Items listed in a dataset:
--- Start ---
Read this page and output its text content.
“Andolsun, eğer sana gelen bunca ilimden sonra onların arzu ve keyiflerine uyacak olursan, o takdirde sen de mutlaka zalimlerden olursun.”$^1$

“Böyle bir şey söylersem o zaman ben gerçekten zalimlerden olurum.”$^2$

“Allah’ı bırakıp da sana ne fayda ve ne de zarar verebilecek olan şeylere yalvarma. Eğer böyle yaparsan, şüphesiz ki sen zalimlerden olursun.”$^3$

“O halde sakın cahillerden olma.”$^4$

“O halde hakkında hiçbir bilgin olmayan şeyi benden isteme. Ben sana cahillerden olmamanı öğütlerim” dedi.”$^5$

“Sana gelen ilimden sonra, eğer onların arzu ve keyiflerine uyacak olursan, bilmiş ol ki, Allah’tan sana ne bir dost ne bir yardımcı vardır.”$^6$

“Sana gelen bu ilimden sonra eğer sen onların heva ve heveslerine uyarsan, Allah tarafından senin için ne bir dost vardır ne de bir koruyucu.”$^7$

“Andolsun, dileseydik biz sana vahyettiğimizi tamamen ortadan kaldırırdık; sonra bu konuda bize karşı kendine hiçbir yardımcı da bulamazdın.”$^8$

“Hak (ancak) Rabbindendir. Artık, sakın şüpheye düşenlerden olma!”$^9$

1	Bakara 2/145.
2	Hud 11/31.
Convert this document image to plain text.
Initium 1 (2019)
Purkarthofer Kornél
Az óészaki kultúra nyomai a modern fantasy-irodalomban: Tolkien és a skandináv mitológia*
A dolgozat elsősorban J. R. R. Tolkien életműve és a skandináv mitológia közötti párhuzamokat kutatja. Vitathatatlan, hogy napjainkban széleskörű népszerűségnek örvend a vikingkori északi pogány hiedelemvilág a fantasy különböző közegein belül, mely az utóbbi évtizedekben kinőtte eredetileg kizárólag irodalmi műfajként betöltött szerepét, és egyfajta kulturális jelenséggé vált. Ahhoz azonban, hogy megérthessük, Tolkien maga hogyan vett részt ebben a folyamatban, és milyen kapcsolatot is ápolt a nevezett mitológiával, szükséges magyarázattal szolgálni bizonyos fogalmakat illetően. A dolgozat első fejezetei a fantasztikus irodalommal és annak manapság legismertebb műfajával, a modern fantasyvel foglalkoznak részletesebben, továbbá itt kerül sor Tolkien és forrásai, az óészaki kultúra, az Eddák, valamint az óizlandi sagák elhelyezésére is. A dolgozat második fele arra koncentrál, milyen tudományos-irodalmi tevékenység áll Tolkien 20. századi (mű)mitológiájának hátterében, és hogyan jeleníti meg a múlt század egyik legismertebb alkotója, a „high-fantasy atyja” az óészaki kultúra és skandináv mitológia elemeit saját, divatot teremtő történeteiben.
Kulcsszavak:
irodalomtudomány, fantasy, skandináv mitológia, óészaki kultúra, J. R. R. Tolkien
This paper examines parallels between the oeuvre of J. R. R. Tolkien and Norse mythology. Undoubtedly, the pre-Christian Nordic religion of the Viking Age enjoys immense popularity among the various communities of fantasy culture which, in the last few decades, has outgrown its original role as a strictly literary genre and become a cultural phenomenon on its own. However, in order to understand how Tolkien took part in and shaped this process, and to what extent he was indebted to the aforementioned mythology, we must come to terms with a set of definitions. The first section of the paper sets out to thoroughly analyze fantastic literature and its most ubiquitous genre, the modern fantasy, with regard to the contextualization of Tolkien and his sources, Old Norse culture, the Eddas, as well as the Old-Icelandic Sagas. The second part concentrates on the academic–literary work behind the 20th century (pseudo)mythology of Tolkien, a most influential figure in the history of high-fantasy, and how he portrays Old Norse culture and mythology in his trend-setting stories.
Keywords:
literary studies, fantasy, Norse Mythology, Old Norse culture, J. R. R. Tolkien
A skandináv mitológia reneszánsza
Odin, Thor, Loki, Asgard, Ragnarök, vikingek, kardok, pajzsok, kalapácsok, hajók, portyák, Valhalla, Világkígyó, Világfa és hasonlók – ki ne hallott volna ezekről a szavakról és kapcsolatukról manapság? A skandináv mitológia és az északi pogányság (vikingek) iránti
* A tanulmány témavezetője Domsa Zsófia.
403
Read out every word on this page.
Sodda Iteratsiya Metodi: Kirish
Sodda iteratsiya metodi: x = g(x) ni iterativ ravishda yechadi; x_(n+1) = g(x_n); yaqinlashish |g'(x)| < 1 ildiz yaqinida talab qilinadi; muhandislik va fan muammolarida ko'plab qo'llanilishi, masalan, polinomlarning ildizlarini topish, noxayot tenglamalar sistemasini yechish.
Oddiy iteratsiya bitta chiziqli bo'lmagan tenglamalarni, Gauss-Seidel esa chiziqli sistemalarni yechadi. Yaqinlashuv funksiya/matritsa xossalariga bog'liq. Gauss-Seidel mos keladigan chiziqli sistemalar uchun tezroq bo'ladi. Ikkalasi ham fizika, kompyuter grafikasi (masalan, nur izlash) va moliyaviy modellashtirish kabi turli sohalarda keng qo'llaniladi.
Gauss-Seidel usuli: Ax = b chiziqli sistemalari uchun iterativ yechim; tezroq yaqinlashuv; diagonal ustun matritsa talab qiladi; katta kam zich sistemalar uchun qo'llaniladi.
--- End ---
▸ WRITTEN EXERCISE
Take the listing above and write it out again exactly.

▸ SOLVED EXERCISE
Read this page and output its text content.
“Andolsun, eğer sana gelen bunca ilimden sonra onların arzu ve keyiflerine uyacak olursan, o takdirde sen de mutlaka zalimlerden olursun.”$^1$

“Böyle bir şey söylersem o zaman ben gerçekten zalimlerden olurum.”$^2$

“Allah’ı bırakıp da sana ne fayda ve ne de zarar verebilecek olan şeylere yalvarma. Eğer böyle yaparsan, şüphesiz ki sen zalimlerden olursun.”$^3$

“O halde sakın cahillerden olma.”$^4$

“O halde hakkında hiçbir bilgin olmayan şeyi benden isteme. Ben sana cahillerden olmamanı öğütlerim” dedi.”$^5$

“Sana gelen ilimden sonra, eğer onların arzu ve keyiflerine uyacak olursan, bilmiş ol ki, Allah’tan sana ne bir dost ne bir yardımcı vardır.”$^6$

“Sana gelen bu ilimden sonra eğer sen onların heva ve heveslerine uyarsan, Allah tarafından senin için ne bir dost vardır ne de bir koruyucu.”$^7$

“Andolsun, dileseydik biz sana vahyettiğimizi tamamen ortadan kaldırırdık; sonra bu konuda bize karşı kendine hiçbir yardımcı da bulamazdın.”$^8$

“Hak (ancak) Rabbindendir. Artık, sakın şüpheye düşenlerden olma!”$^9$

1	Bakara 2/145.
2	Hud 11/31.
Convert this document image to plain text.
Initium 1 (2019)
Purkarthofer Kornél
Az óészaki kultúra nyomai a modern fantasy-irodalomban: Tolkien és a skandináv mitológia*
A dolgozat elsősorban J. R. R. Tolkien életműve és a skandináv mitológia közötti párhuzamokat kutatja. Vitathatatlan, hogy napjainkban széleskörű népszerűségnek örvend a vikingkori északi pogány hiedelemvilág a fantasy különböző közegein belül, mely az utóbbi évtizedekben kinőtte eredetileg kizárólag irodalmi műfajként betöltött szerepét, és egyfajta kulturális jelenséggé vált. Ahhoz azonban, hogy megérthessük, Tolkien maga hogyan vett részt ebben a folyamatban, és milyen kapcsolatot is ápolt a nevezett mitológiával, szükséges magyarázattal szolgálni bizonyos fogalmakat illetően. A dolgozat első fejezetei a fantasztikus irodalommal és annak manapság legismertebb műfajával, a modern fantasyvel foglalkoznak részletesebben, továbbá itt kerül sor Tolkien és forrásai, az óészaki kultúra, az Eddák, valamint az óizlandi sagák elhelyezésére is. A dolgozat második fele arra koncentrál, milyen tudományos-irodalmi tevékenység áll Tolkien 20. századi (mű)mitológiájának hátterében, és hogyan jeleníti meg a múlt század egyik legismertebb alkotója, a „high-fantasy atyja” az óészaki kultúra és skandináv mitológia elemeit saját, divatot teremtő történeteiben.
Kulcsszavak:
irodalomtudomány, fantasy, skandináv mitológia, óészaki kultúra, J. R. R. Tolkien
This paper examines parallels between the oeuvre of J. R. R. Tolkien and Norse mythology. Undoubtedly, the pre-Christian Nordic religion of the Viking Age enjoys immense popularity among the various communities of fantasy culture which, in the last few decades, has outgrown its original role as a strictly literary genre and become a cultural phenomenon on its own. However, in order to understand how Tolkien took part in and shaped this process, and to what extent he was indebted to the aforementioned mythology, we must come to terms with a set of definitions. The first section of the paper sets out to thoroughly analyze fantastic literature and its most ubiquitous genre, the modern fantasy, with regard to the contextualization of Tolkien and his sources, Old Norse culture, the Eddas, as well as the Old-Icelandic Sagas. The second part concentrates on the academic–literary work behind the 20th century (pseudo)mythology of Tolkien, a most influential figure in the history of high-fantasy, and how he portrays Old Norse culture and mythology in his trend-setting stories.
Keywords:
literary studies, fantasy, Norse Mythology, Old Norse culture, J. R. R. Tolkien
A skandináv mitológia reneszánsza
Odin, Thor, Loki, Asgard, Ragnarök, vikingek, kardok, pajzsok, kalapácsok, hajók, portyák, Valhalla, Világkígyó, Világfa és hasonlók – ki ne hallott volna ezekről a szavakról és kapcsolatukról manapság? A skandináv mitológia és az északi pogányság (vikingek) iránti
* A tanulmány témavezetője Domsa Zsófia.
403
Read out every word on this page.
Sodda Iteratsiya Metodi: Kirish
Sodda iteratsiya metodi: x = g(x) ni iterativ ravishda yechadi; x_(n+1) = g(x_n); yaqinlashish |g'(x)| < 1 ildiz yaqinida talab qilinadi; muhandislik va fan muammolarida ko'plab qo'llanilishi, masalan, polinomlarning ildizlarini topish, noxayot tenglamalar sistemasini yechish.
Oddiy iteratsiya bitta chiziqli bo'lmagan tenglamalarni, Gauss-Seidel esa chiziqli sistemalarni yechadi. Yaqinlashuv funksiya/matritsa xossalariga bog'liq. Gauss-Seidel mos keladigan chiziqli sistemalar uchun tezroq bo'ladi. Ikkalasi ham fizika, kompyuter grafikasi (masalan, nur izlash) va moliyaviy modellashtirish kabi turli sohalarda keng qo'llaniladi.
Gauss-Seidel usuli: Ax = b chiziqli sistemalari uchun iterativ yechim; tezroq yaqinlashuv; diagonal ustun matritsa talab qiladi; katta kam zich sistemalar uchun qo'llaniladi.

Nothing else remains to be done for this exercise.